▸ Exercise goal: Every entry needs to be printed exactly, please.

Start of Information supplied

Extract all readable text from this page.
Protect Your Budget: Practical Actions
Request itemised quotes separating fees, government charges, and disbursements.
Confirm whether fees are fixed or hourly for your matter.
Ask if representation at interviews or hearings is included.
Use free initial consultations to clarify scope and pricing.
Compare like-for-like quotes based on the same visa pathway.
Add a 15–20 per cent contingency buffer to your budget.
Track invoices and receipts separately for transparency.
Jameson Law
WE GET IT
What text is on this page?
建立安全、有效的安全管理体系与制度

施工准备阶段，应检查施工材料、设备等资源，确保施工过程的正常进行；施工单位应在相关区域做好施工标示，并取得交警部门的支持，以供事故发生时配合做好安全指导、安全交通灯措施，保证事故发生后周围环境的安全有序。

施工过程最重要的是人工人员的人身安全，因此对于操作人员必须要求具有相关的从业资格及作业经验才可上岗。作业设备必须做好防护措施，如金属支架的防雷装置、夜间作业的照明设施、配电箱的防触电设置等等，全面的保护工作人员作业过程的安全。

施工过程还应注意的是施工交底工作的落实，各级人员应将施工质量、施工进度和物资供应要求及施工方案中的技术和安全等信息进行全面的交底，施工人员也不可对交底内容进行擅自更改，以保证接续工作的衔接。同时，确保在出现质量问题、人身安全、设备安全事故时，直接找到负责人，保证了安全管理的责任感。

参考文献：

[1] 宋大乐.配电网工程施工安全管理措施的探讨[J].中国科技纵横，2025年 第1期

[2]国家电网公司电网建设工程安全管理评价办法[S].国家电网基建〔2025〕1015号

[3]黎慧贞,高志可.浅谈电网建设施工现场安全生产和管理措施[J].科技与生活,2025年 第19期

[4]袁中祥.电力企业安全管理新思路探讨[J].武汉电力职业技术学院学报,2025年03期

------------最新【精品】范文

End of Information supplied

▸ Solution for this task:
Extract all readable text from this page.
Protect Your Budget: Practical Actions
Request itemised quotes separating fees, government charges, and disbursements.
Confirm whether fees are fixed or hourly for your matter.
Ask if representation at interviews or hearings is included.
Use free initial consultations to clarify scope and pricing.
Compare like-for-like quotes based on the same visa pathway.
Add a 15–20 per cent contingency buffer to your budget.
Track invoices and receipts separately for transparency.
Jameson Law
WE GET IT
What text is on this page?
建立安全、有效的安全管理体系与制度

施工准备阶段，应检查施工材料、设备等资源，确保施工过程的正常进行；施工单位应在相关区域做好施工标示，并取得交警部门的支持，以供事故发生时配合做好安全指导、安全交通灯措施，保证事故发生后周围环境的安全有序。

施工过程最重要的是人工人员的人身安全，因此对于操作人员必须要求具有相关的从业资格及作业经验才可上岗。作业设备必须做好防护措施，如金属支架的防雷装置、夜间作业的照明设施、配电箱的防触电设置等等，全面的保护工作人员作业过程的安全。

施工过程还应注意的是施工交底工作的落实，各级人员应将施工质量、施工进度和物资供应要求及施工方案中的技术和安全等信息进行全面的交底，施工人员也不可对交底内容进行擅自更改，以保证接续工作的衔接。同时，确保在出现质量问题、人身安全、设备安全事故时，直接找到负责人，保证了安全管理的责任感。

参考文献：

[1] 宋大乐.配电网工程施工安全管理措施的探讨[J].中国科技纵横，2025年 第1期

[2]国家电网公司电网建设工程安全管理评价办法[S].国家电网基建〔2025〕1015号

[3]黎慧贞,高志可.浅谈电网建设施工现场安全生产和管理措施[J].科技与生活,2025年 第19期

[4]袁中祥.电力企业安全管理新思路探讨[J].武汉电力职业技术学院学报,2025年03期

------------最新【精品】范文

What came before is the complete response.